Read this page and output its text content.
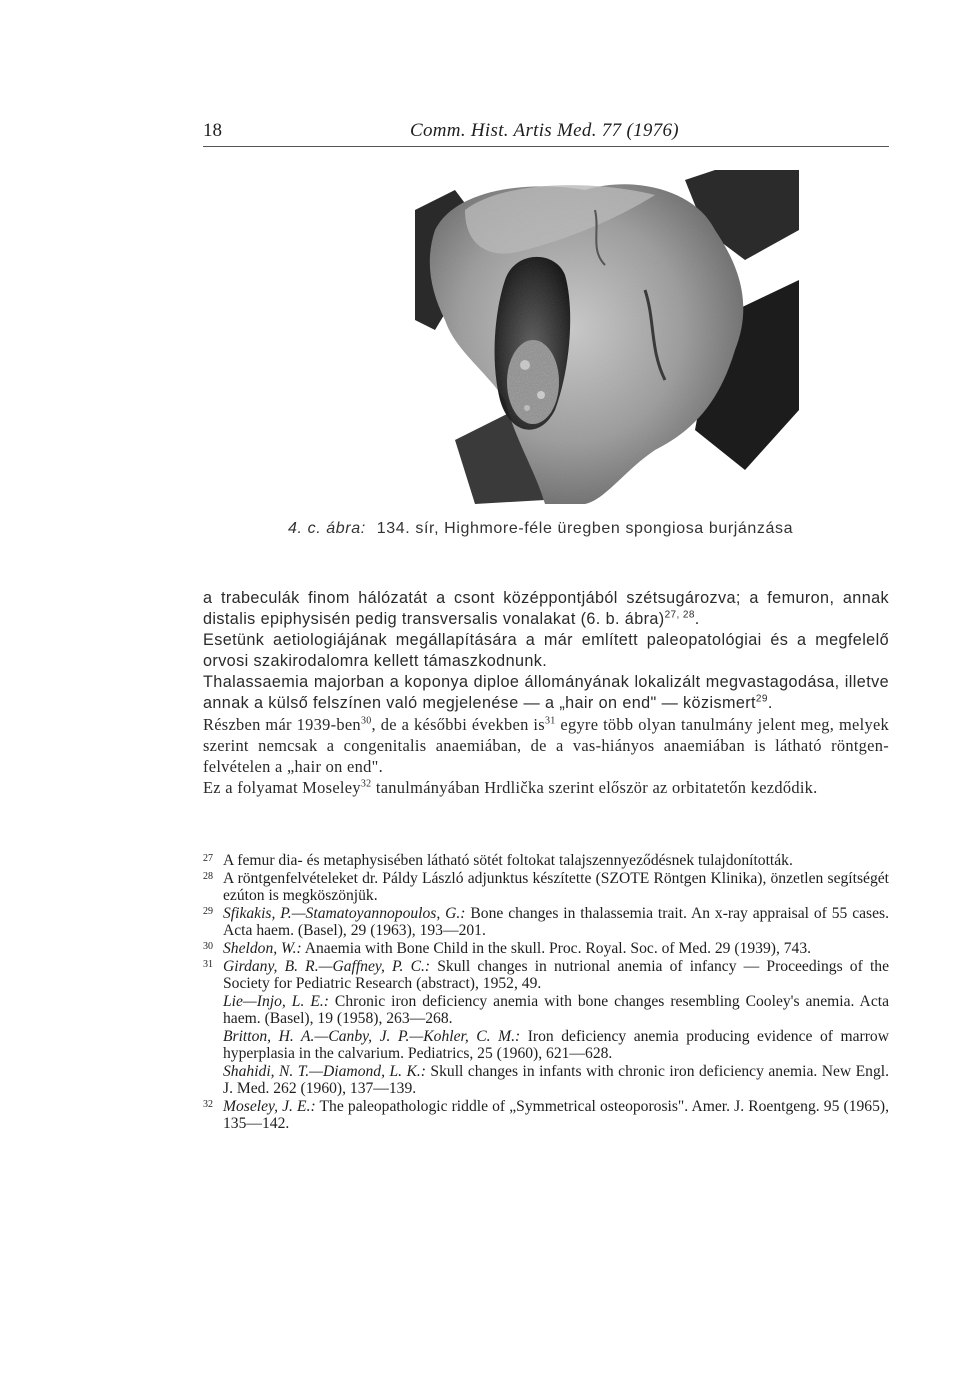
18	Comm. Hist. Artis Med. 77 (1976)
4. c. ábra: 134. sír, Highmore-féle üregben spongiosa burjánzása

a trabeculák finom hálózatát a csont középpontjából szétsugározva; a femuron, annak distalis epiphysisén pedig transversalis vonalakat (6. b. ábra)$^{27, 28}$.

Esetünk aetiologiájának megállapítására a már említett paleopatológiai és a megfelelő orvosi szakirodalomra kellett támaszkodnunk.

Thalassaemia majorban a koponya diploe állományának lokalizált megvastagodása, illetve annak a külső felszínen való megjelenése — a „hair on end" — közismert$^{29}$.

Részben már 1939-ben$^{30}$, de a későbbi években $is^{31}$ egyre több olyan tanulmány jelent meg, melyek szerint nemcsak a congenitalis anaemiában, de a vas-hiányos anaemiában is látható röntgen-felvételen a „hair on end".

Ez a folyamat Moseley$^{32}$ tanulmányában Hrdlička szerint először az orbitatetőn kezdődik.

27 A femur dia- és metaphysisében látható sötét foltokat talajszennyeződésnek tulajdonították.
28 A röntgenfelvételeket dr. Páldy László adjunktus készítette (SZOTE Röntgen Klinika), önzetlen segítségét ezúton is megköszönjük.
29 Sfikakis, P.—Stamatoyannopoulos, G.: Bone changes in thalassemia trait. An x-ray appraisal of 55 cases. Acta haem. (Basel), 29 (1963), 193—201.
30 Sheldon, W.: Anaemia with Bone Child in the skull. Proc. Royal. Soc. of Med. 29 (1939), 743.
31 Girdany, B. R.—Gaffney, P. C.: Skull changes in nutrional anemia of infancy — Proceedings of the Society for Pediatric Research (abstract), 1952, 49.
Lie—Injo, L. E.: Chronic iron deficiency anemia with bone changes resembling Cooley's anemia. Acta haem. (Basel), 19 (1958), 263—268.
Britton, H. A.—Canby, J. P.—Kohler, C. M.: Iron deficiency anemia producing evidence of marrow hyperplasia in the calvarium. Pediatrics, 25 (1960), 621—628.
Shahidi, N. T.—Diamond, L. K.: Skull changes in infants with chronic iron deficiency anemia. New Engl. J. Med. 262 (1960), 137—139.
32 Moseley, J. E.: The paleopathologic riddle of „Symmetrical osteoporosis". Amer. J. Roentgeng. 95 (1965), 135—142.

- - - -

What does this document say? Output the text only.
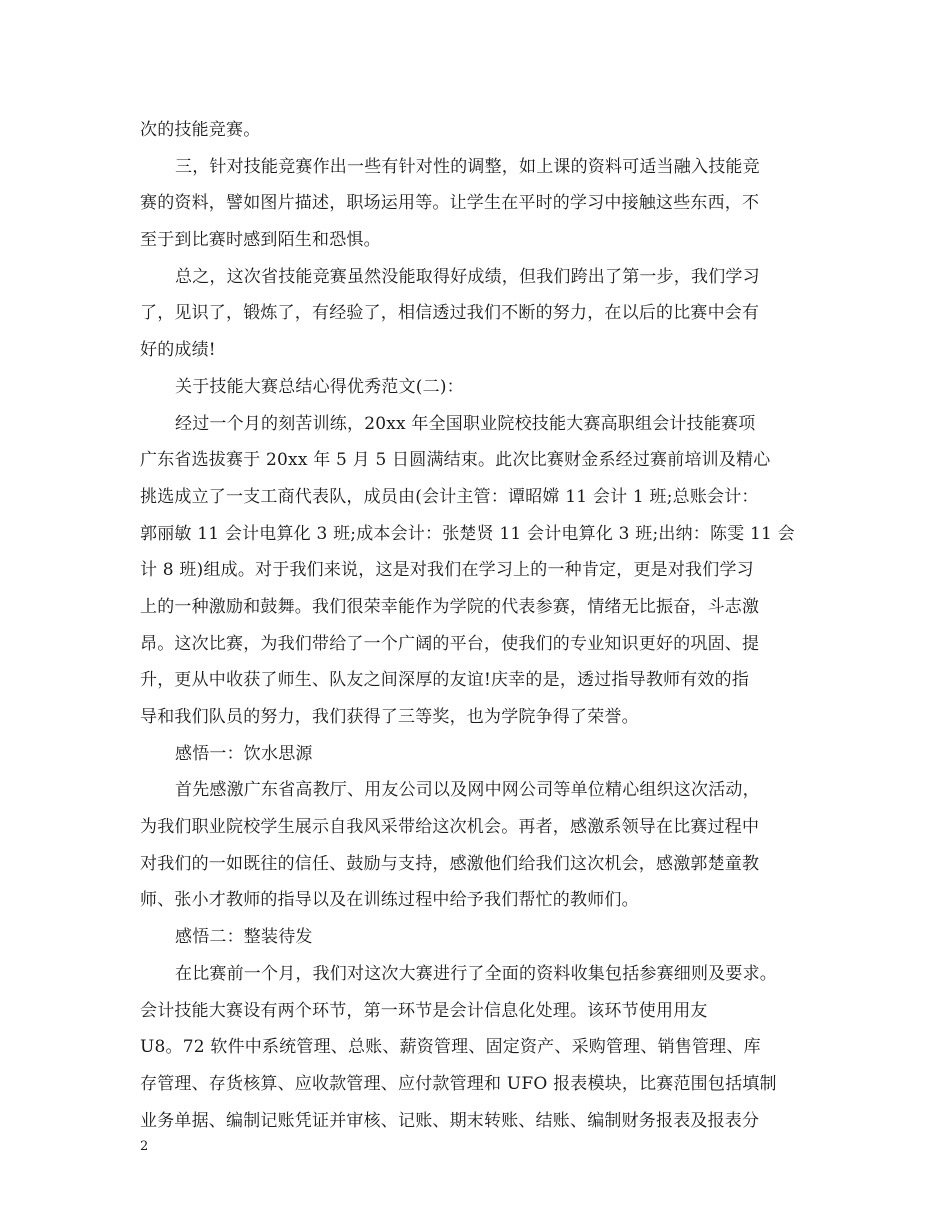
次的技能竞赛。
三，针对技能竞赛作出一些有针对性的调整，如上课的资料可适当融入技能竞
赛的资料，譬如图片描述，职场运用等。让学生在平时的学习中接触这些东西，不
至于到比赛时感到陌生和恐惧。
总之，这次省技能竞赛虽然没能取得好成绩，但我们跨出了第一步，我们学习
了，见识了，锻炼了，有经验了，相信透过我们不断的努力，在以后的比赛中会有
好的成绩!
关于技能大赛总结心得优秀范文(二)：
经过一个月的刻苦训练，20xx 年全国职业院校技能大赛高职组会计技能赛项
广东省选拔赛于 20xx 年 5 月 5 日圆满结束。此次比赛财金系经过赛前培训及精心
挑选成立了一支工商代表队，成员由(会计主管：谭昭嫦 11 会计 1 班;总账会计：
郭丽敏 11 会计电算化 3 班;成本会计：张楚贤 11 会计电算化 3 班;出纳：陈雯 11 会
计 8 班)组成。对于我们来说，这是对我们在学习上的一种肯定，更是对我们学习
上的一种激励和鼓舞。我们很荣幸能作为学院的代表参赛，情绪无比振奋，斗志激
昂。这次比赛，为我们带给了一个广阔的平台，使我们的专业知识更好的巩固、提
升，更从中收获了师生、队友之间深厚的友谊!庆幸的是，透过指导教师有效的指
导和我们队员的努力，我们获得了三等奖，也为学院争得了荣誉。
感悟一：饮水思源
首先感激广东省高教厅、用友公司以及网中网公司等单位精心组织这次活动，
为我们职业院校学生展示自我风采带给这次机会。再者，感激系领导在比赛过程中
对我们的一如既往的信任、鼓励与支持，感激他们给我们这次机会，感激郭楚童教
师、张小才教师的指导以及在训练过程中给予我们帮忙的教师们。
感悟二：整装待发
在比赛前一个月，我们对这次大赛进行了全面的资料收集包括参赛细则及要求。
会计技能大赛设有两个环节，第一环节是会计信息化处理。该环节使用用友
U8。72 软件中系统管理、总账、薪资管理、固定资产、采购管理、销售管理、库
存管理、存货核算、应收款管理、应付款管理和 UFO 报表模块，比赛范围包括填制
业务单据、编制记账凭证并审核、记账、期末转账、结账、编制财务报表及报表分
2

- - - -

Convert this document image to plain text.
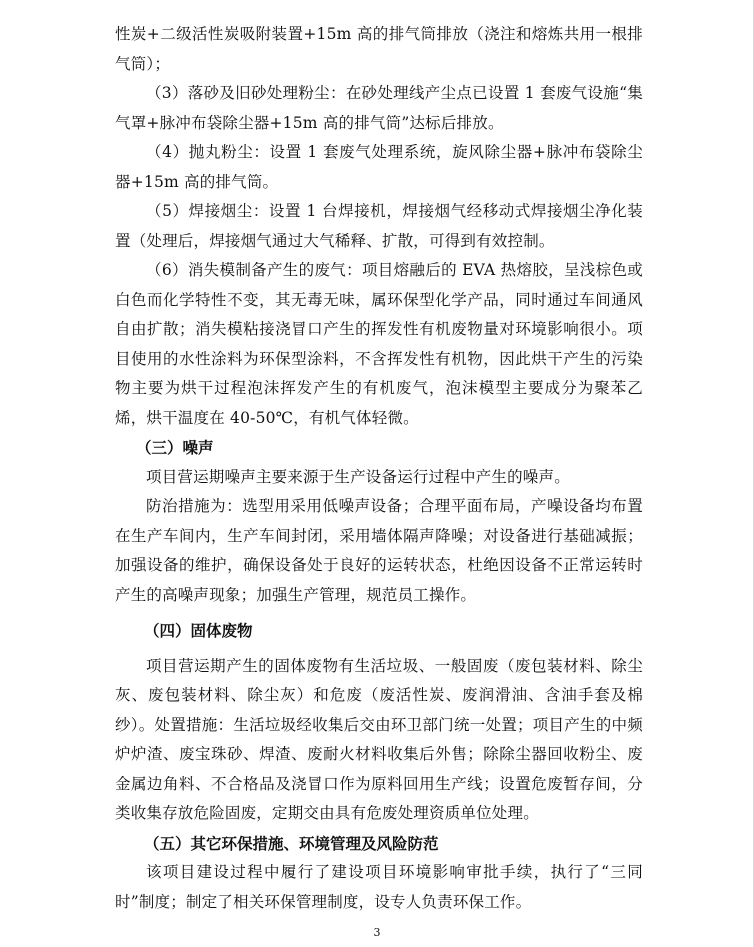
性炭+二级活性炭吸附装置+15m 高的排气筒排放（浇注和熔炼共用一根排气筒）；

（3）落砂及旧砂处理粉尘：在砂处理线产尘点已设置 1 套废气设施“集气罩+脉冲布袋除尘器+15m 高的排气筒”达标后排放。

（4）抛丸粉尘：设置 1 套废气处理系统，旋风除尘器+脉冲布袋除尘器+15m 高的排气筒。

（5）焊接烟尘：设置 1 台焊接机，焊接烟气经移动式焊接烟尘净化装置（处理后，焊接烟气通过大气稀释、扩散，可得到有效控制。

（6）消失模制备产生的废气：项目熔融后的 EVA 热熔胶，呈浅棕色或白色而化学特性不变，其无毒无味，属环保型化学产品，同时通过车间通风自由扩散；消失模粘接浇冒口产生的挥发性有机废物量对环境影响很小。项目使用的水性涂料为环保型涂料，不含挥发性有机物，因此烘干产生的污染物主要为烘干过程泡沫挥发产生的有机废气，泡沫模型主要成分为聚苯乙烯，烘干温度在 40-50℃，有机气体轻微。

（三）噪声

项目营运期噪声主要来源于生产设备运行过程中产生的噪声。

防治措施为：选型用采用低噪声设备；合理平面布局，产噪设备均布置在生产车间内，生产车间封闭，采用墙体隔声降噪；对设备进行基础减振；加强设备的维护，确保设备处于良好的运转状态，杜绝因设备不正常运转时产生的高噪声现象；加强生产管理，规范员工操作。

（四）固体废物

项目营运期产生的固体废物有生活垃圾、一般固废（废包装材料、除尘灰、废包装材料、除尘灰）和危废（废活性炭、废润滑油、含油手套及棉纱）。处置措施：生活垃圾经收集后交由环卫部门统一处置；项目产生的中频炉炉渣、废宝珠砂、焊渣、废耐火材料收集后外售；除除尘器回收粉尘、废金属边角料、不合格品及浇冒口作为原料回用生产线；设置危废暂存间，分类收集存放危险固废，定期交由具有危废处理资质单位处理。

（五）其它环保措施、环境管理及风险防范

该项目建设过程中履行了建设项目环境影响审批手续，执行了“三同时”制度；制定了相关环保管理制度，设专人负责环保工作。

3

- - - -

- _STATED GOAL_
Above are entries; state the number of lines among them that contain "látható", and nothing else.

- _EXERCISE RESULT_
2